> [REQUIREMENTS] Sort through the data and copy the lines holding the word "SOINI".

Collection entries
------------------------

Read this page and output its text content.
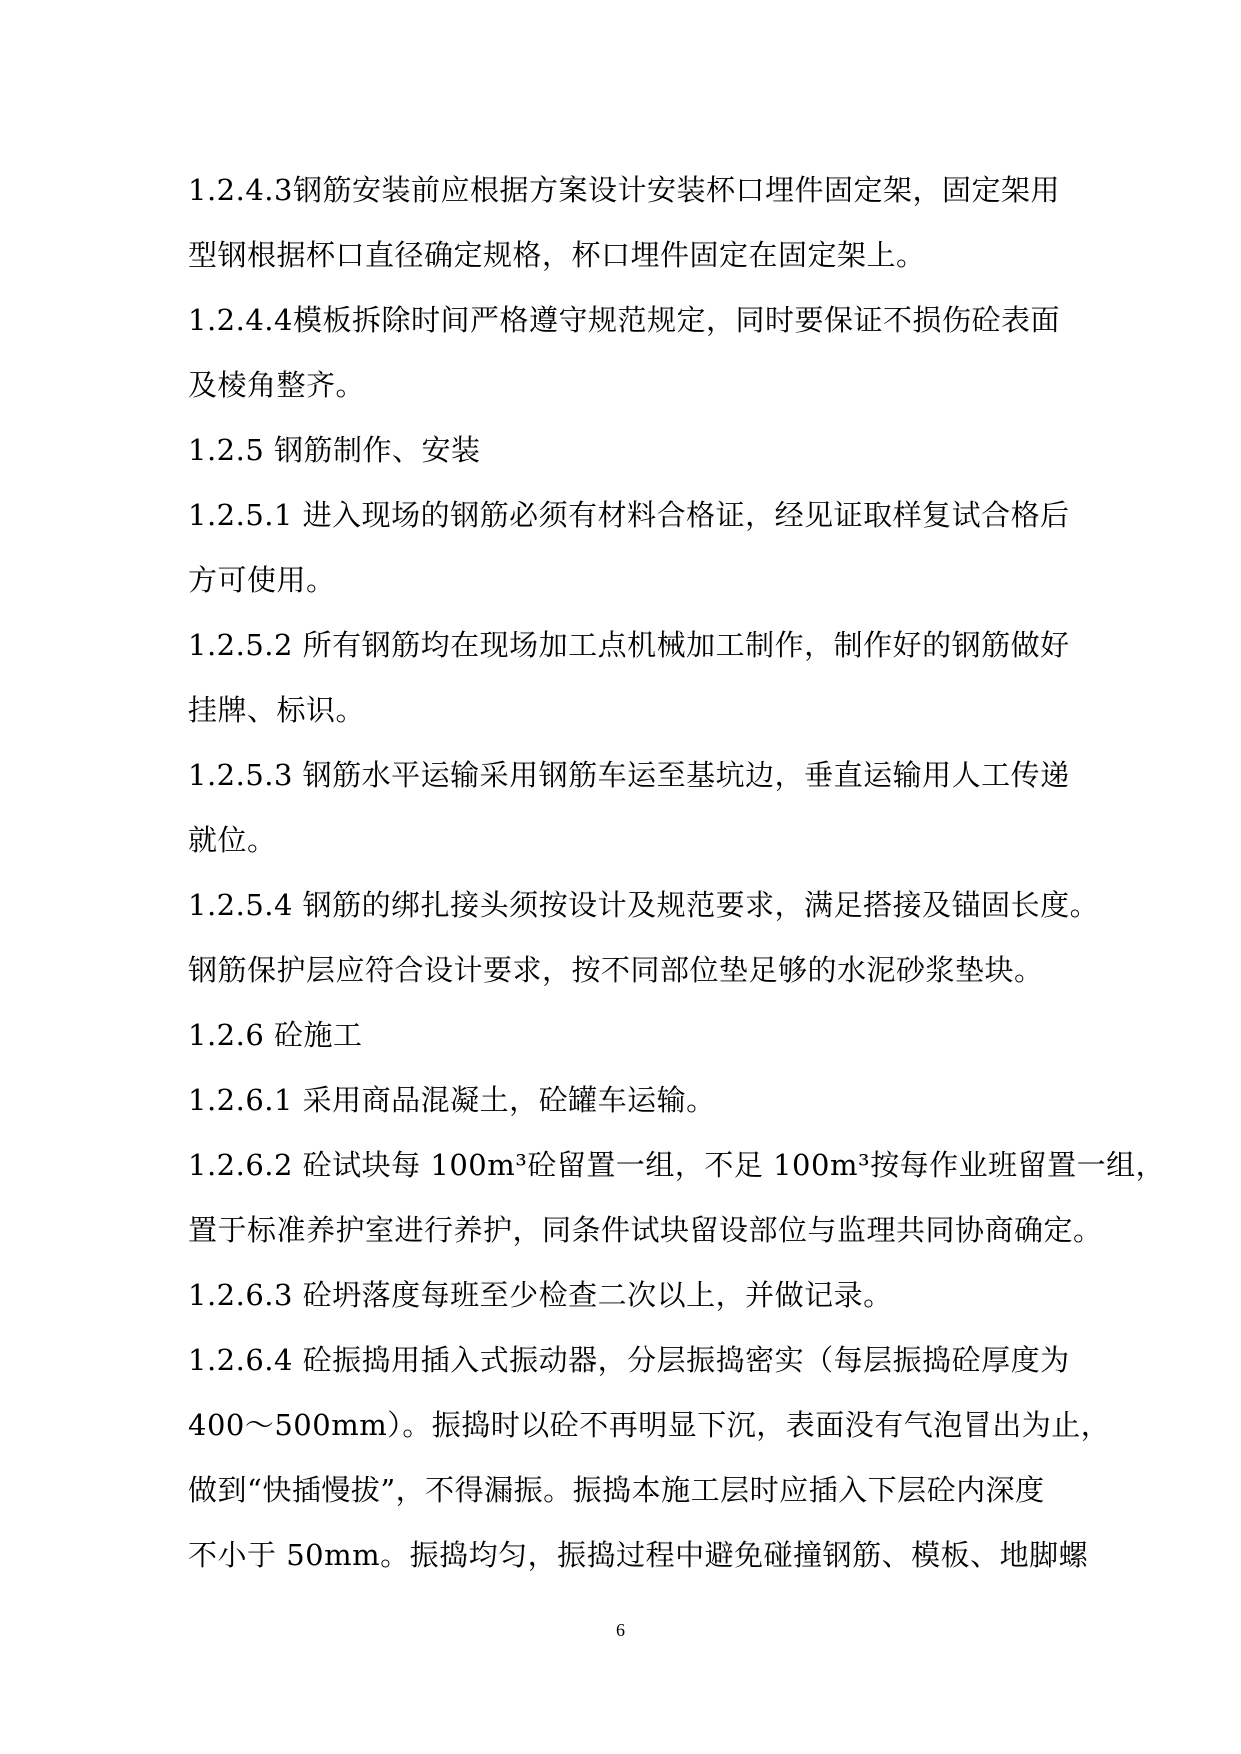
1.2.4.3钢筋安装前应根据方案设计安装杯口埋件固定架，固定架用
型钢根据杯口直径确定规格，杯口埋件固定在固定架上。
1.2.4.4模板拆除时间严格遵守规范规定，同时要保证不损伤砼表面
及棱角整齐。
1.2.5 钢筋制作、安装
1.2.5.1 进入现场的钢筋必须有材料合格证，经见证取样复试合格后
方可使用。
1.2.5.2 所有钢筋均在现场加工点机械加工制作，制作好的钢筋做好
挂牌、标识。
1.2.5.3 钢筋水平运输采用钢筋车运至基坑边，垂直运输用人工传递
就位。
1.2.5.4 钢筋的绑扎接头须按设计及规范要求，满足搭接及锚固长度。
钢筋保护层应符合设计要求，按不同部位垫足够的水泥砂浆垫块。
1.2.6 砼施工
1.2.6.1 采用商品混凝土，砼罐车运输。
1.2.6.2 砼试块每 100m³砼留置一组，不足 100m³按每作业班留置一组，
置于标准养护室进行养护，同条件试块留设部位与监理共同协商确定。
1.2.6.3 砼坍落度每班至少检查二次以上，并做记录。
1.2.6.4 砼振捣用插入式振动器，分层振捣密实（每层振捣砼厚度为
400～500mm）。振捣时以砼不再明显下沉，表面没有气泡冒出为止，
做到“快插慢拔”，不得漏振。振捣本施工层时应插入下层砼内深度
不小于 50mm。振捣均匀，振捣过程中避免碰撞钢筋、模板、地脚螺
6
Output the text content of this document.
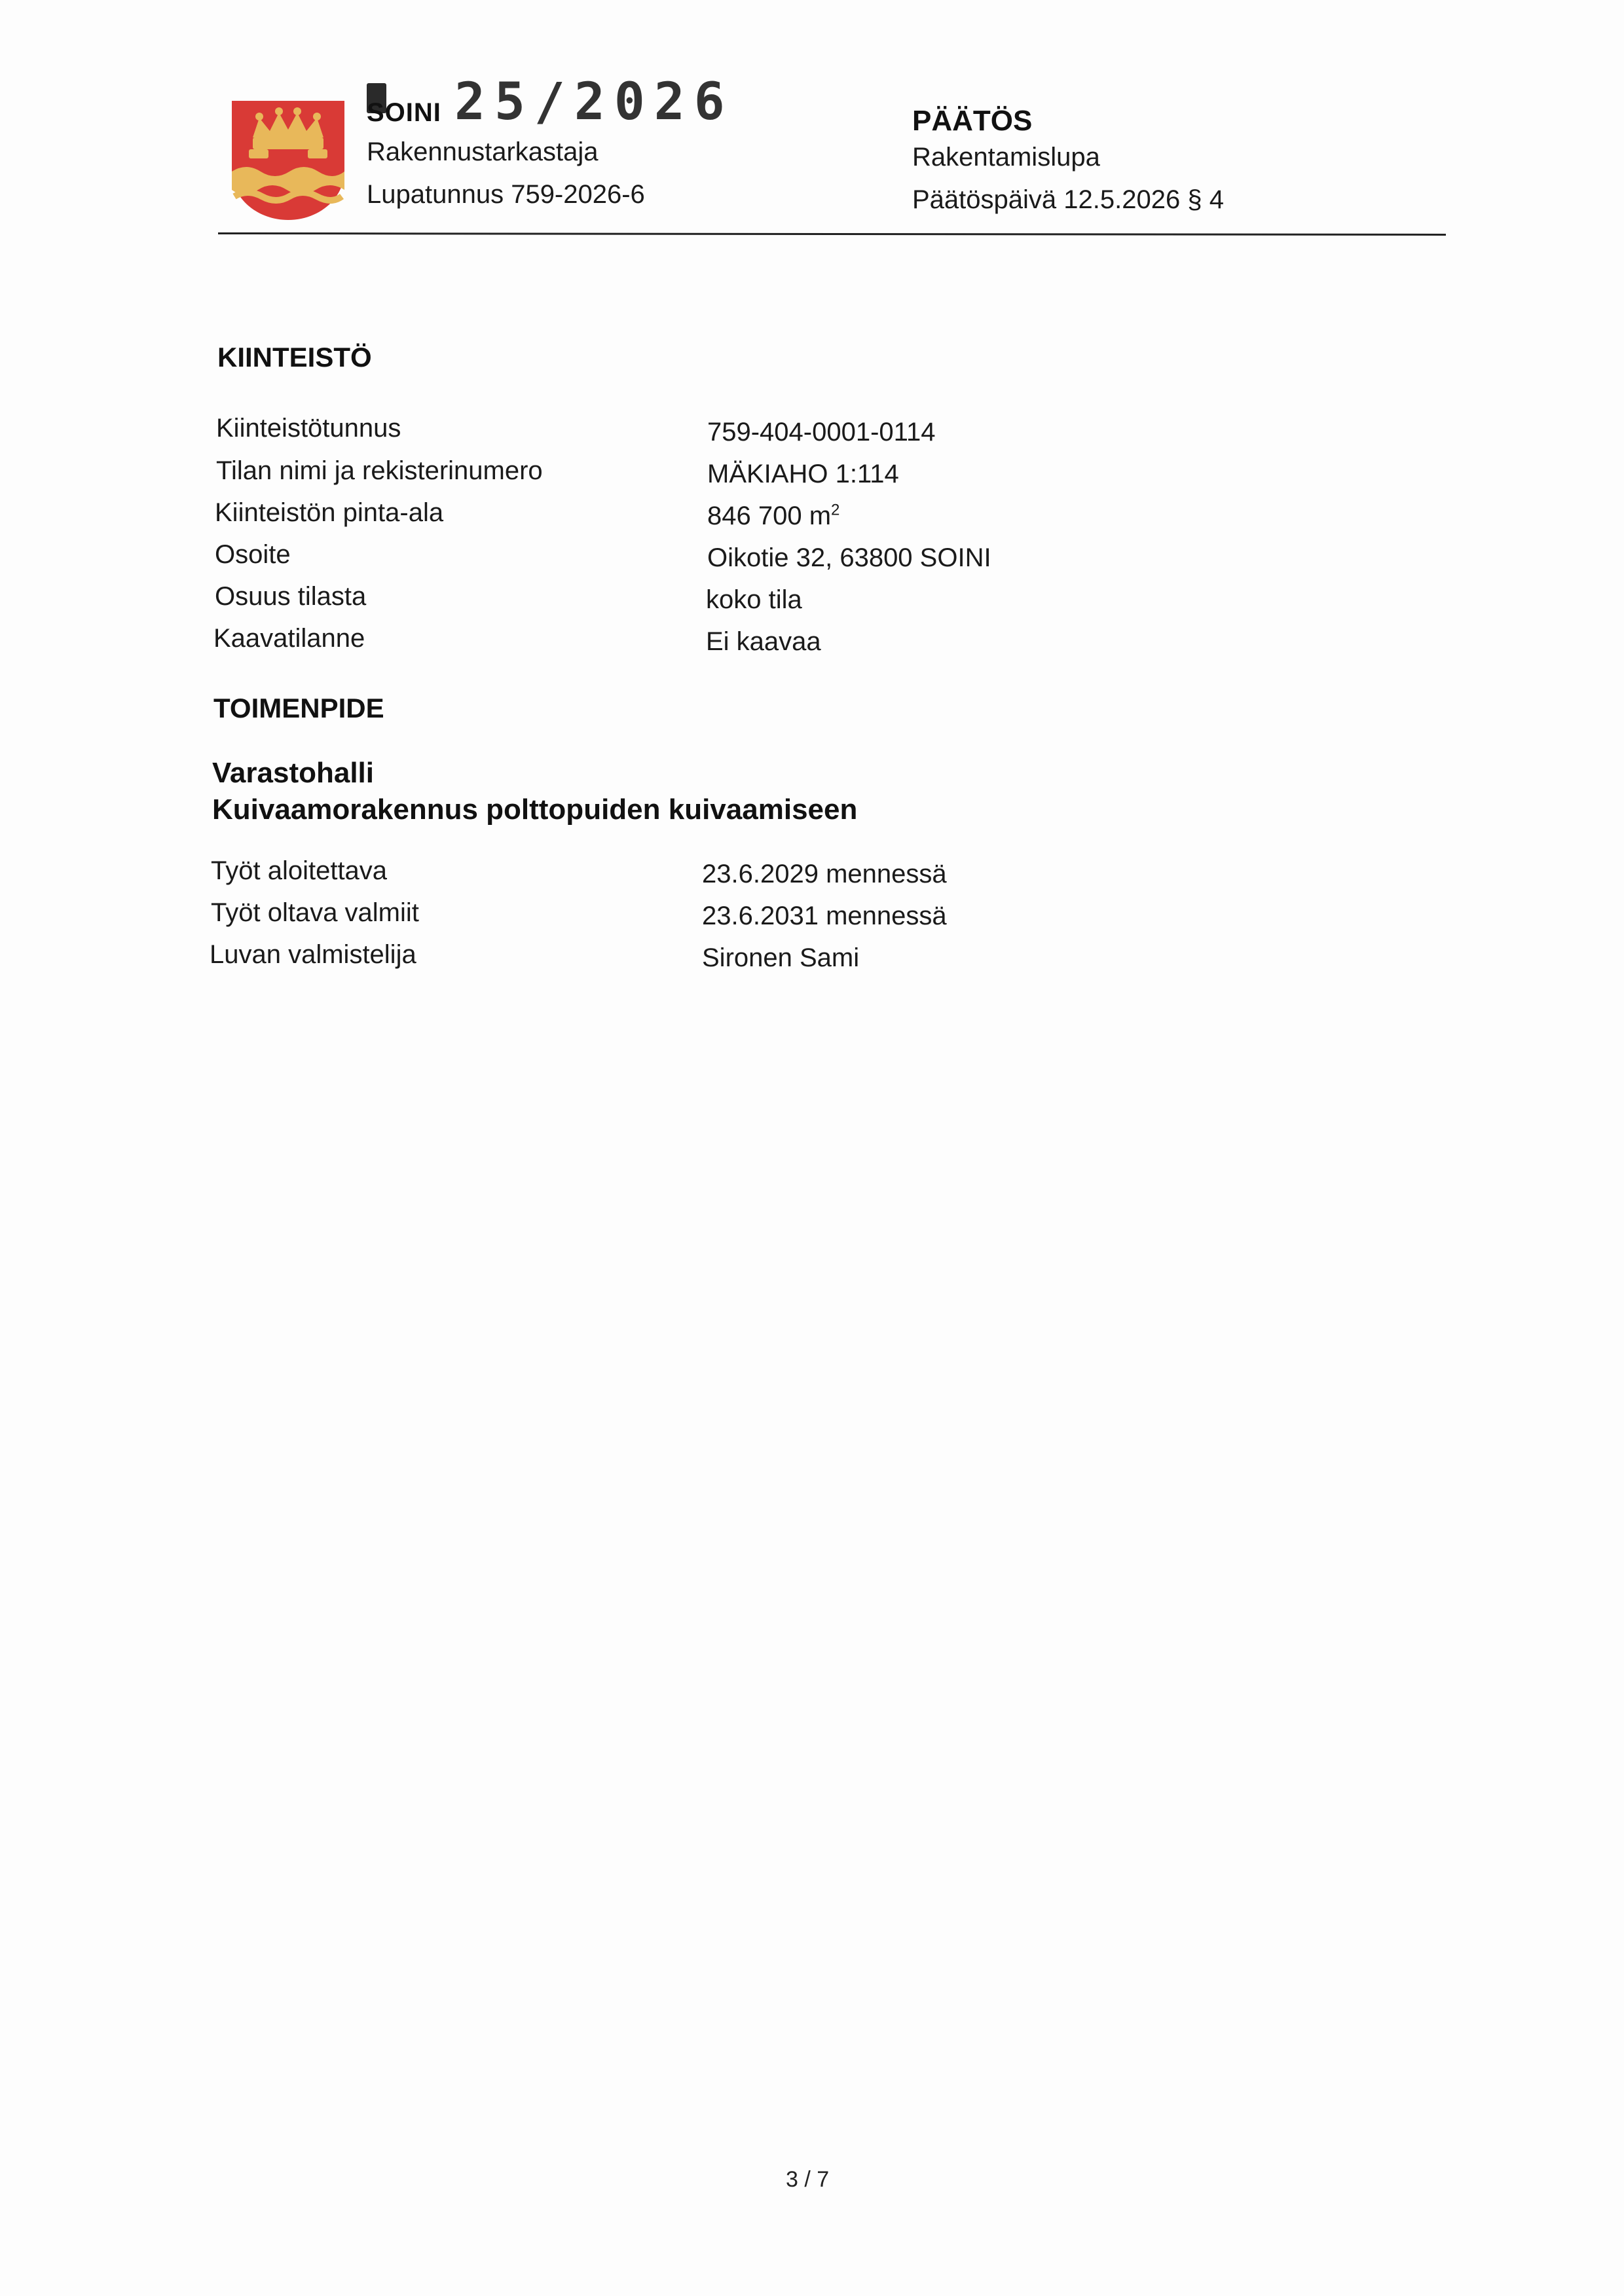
25/2026
SOINI
Rakennustarkastaja
Lupatunnus 759-2026-6
PÄÄTÖS
Rakentamislupa
Päätöspäivä 12.5.2026 § 4
KIINTEISTÖ
Kiinteistötunnus	759-404-0001-0114
Tilan nimi ja rekisterinumero	MÄKIAHO 1:114
Kiinteistön pinta-ala	846 700 $m^2$
Osoite	Oikotie 32, 63800 SOINI
Osuus tilasta	koko tila
Kaavatilanne	Ei kaavaa
TOIMENPIDE
Varastohalli
Kuivaamorakennus polttopuiden kuivaamiseen
Työt aloitettava	23.6.2029 mennessä
Työt oltava valmiit	23.6.2031 mennessä
Luvan valmistelija	Sironen Sami
3 / 7
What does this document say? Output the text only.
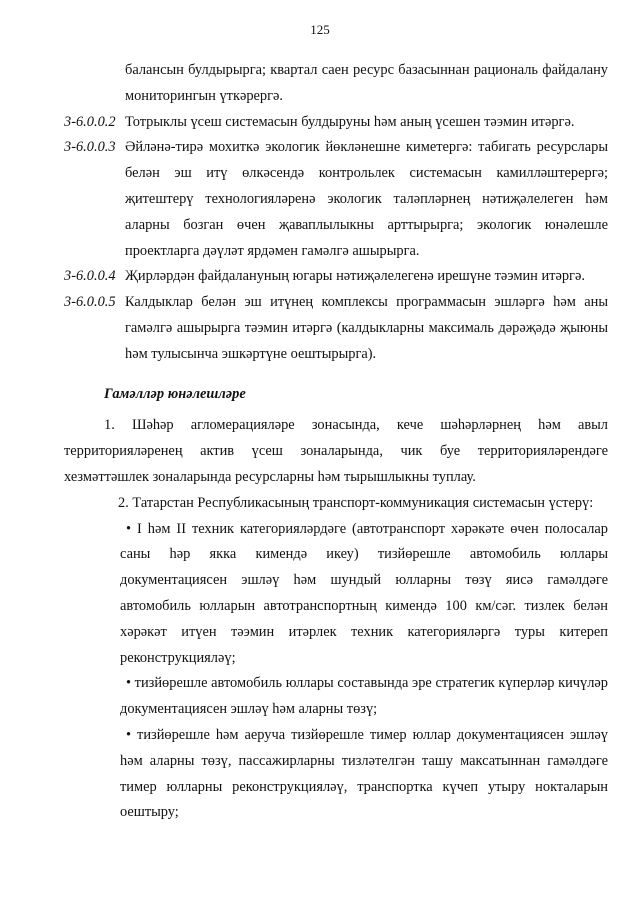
125
балансын булдырырга; квартал саен ресурс базасыннан рациональ файдалану мониторингын үткәрергә.
3-6.0.0.2 Тотрыклы үсеш системасын булдыруны һәм аның үсешен тәэмин итәргә.
3-6.0.0.3 Әйләнә-тирә мохиткә экологик йөкләнешне киметергә: табигать ресурслары белән эш итү өлкәсендә контрольлек системасын камилләштерергә; җитештерү технологияләренә экологик таләпләрнең нәтиҗәлелеген һәм аларны бозган өчен җаваплылыкны арттырырга; экологик юнәлешле проектларга дәүләт ярдәмен гамәлгә ашырырга.
3-6.0.0.4 Җирләрдән файдалануның югары нәтиҗәлелегенә ирешүне тәэмин итәргә.
3-6.0.0.5 Калдыклар белән эш итүнең комплексы программасын эшләргә һәм аны гамәлгә ашырырга тәэмин итәргә (калдыкларны максималь дәрәҗәдә җыюны һәм тулысынча эшкәртүне оештырырга).
Гамәлләр юнәлешләре
1. Шәһәр агломерацияләре зонасында, кече шәһәрләрнең һәм авыл территорияләренең актив үсеш зоналарында, чик буе территорияләрендәге хезмәттәшлек зоналарында ресурсларны һәм тырышлыкны туплау.
2. Татарстан Республикасының транспорт-коммуникация системасын үстерү:
• I һәм II техник категорияләрдәге (автотранспорт хәрәкәте өчен полосалар саны һәр якка кимендә икеу) тизйөрешле автомобиль юллары документациясен эшләү һәм шундый юлларны төзү яисә гамәлдәге автомобиль юлларын автотранспортның кимендә 100 км/сәг. тизлек белән хәрәкәт итүен тәэмин итәрлек техник категорияләргә туры китереп реконструкцияләү;
• тизйөрешле автомобиль юллары составында эре стратегик күперләр кичүләр документациясен эшләү һәм аларны төзү;
• тизйөрешле һәм аеруча тизйөрешле тимер юллар документациясен эшләү һәм аларны төзү, пассажирларны тизләтелгән ташу максатыннан гамәлдәге тимер юлларны реконструкцияләү, транспортка күчеп утыру нокталарын оештыру;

------------------------

> [RESULT OF THE EXERCISE]
SOINI
Osoite	Oikotie 32, 63800 SOINI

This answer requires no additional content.